(Do this):
List the lines of this listing that hold the word "canvas".

Records from a data collection:
▽

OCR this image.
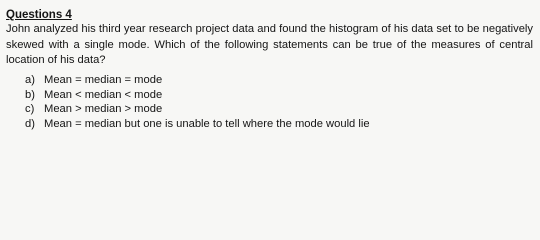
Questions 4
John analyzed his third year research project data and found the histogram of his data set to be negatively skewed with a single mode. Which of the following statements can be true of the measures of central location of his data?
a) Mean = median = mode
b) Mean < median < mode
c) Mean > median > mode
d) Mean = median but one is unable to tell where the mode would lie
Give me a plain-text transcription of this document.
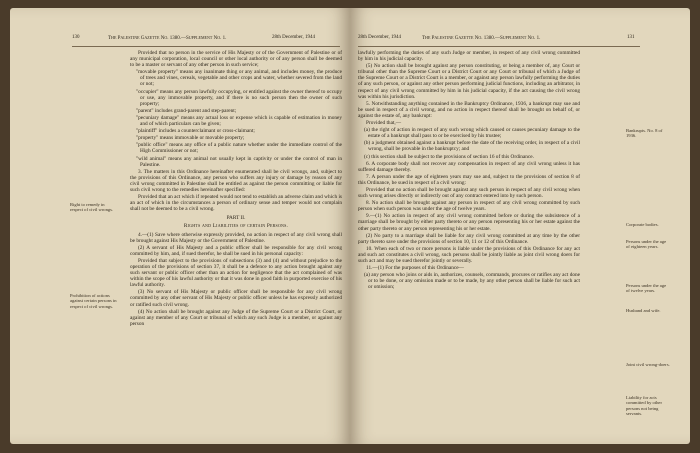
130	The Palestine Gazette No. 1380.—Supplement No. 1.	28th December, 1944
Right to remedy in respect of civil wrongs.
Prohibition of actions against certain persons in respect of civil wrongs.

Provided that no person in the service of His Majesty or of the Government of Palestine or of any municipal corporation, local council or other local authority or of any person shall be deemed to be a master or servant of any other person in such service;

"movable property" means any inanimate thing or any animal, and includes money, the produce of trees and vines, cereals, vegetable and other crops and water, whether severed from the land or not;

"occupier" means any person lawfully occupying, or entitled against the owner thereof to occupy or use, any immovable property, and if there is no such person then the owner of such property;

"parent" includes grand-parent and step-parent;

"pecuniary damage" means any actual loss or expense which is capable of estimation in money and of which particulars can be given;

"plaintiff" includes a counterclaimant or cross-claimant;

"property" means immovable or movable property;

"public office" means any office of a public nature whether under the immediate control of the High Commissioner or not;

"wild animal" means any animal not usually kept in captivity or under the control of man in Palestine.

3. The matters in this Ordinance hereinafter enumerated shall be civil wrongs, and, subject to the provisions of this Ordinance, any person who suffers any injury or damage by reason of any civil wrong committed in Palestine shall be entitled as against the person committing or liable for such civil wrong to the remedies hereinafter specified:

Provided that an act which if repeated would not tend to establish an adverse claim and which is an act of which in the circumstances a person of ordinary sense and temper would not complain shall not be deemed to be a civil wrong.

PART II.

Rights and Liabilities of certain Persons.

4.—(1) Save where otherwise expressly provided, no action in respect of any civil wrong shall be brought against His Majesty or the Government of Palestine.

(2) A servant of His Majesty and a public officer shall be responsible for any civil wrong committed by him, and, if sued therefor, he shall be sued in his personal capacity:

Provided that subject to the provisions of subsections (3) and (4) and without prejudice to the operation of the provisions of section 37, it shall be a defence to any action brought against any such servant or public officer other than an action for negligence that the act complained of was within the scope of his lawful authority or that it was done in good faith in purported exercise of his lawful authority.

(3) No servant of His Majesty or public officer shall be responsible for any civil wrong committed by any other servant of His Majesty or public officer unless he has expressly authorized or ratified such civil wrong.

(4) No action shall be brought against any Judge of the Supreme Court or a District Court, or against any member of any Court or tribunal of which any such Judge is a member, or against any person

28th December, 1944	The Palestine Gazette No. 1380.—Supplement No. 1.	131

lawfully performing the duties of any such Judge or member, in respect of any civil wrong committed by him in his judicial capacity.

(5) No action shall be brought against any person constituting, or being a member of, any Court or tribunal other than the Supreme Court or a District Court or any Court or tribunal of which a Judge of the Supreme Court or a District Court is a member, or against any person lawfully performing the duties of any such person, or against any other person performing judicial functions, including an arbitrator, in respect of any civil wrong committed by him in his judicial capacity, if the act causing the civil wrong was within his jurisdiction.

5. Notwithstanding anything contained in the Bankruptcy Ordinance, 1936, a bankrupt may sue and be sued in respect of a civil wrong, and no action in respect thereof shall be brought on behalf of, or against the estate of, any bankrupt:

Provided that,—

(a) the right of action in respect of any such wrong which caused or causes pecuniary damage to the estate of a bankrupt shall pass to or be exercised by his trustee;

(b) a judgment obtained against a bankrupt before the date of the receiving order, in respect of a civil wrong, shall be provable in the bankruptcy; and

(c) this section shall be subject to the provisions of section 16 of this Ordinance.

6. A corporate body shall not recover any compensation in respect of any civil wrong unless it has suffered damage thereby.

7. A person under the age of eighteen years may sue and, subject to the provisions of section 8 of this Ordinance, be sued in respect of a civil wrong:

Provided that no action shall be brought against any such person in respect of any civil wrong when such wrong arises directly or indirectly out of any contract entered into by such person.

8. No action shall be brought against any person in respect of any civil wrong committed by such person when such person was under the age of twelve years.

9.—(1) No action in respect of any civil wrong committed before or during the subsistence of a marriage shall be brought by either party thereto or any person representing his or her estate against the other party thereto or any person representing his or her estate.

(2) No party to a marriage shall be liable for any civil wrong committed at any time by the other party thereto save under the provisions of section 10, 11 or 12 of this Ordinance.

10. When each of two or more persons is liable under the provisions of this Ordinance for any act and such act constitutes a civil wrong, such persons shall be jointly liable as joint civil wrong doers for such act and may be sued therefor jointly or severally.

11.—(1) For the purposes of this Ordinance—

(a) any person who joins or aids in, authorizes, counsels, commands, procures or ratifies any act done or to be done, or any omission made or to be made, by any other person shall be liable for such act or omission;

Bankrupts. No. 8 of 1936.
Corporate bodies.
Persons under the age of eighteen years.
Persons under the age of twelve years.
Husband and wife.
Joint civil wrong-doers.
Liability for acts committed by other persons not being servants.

△
▽

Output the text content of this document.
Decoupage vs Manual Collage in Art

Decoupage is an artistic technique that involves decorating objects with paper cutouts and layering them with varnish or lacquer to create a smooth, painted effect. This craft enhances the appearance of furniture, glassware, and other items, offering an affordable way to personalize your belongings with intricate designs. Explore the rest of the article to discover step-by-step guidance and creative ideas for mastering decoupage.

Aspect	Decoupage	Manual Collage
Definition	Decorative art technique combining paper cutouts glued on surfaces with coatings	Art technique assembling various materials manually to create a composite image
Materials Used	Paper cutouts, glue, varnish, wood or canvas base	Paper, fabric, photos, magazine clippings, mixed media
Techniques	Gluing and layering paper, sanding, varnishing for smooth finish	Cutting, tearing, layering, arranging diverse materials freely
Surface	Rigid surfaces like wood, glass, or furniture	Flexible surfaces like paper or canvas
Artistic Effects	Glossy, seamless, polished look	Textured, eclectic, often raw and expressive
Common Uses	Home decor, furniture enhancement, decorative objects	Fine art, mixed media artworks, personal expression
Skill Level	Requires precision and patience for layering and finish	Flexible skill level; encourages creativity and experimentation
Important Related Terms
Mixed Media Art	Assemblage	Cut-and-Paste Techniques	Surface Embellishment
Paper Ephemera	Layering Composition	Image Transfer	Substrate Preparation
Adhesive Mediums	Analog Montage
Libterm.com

△

(Answer in full):
Materials Used	Paper cutouts, glue, varnish, wood or canvas base	Paper, fabric, photos, magazine clippings, mixed media
Surface	Rigid surfaces like wood, glass, or furniture	Flexible surfaces like paper or canvas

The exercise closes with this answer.